▶ _REQUIREMENTS_:
Below are the records; collect from them each line containing the string "document".

▶ _TASK INPUTS_:
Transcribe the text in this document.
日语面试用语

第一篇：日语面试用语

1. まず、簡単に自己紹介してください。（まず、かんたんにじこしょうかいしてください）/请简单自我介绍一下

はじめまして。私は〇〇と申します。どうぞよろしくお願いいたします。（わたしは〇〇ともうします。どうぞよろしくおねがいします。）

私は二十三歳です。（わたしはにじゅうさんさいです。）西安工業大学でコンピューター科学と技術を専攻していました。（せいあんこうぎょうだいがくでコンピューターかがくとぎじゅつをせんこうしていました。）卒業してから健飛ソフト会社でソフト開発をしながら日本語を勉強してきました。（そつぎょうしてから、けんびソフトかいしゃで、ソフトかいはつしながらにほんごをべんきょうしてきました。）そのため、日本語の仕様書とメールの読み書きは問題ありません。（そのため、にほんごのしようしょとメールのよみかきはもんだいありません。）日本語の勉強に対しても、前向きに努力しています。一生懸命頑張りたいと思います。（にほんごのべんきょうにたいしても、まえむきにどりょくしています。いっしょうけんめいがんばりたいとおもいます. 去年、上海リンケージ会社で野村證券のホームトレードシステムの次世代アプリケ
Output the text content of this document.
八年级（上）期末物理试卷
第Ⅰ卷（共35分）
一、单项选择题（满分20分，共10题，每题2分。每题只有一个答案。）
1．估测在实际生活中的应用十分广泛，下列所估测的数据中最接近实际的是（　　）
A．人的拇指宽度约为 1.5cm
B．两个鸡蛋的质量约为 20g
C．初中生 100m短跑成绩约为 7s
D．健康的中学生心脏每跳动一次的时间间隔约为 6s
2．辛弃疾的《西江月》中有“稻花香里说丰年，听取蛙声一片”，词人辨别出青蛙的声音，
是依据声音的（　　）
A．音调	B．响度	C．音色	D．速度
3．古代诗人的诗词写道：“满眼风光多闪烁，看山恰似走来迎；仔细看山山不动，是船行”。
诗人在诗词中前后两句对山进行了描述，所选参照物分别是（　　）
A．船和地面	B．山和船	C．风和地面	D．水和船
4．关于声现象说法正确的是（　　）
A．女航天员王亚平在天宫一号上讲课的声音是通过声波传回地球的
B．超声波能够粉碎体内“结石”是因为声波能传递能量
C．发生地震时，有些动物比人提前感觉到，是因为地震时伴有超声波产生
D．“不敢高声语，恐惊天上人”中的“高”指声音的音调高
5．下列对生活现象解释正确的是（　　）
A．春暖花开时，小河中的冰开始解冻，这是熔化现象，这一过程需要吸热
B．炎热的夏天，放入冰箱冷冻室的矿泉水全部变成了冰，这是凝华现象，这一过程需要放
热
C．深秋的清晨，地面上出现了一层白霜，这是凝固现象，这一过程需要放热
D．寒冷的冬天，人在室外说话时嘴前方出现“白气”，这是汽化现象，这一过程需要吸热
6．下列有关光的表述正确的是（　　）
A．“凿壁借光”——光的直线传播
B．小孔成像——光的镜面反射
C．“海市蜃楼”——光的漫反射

▶ _THE SOLUTION_:
Transcribe the text in this document.
Output the text content of this document.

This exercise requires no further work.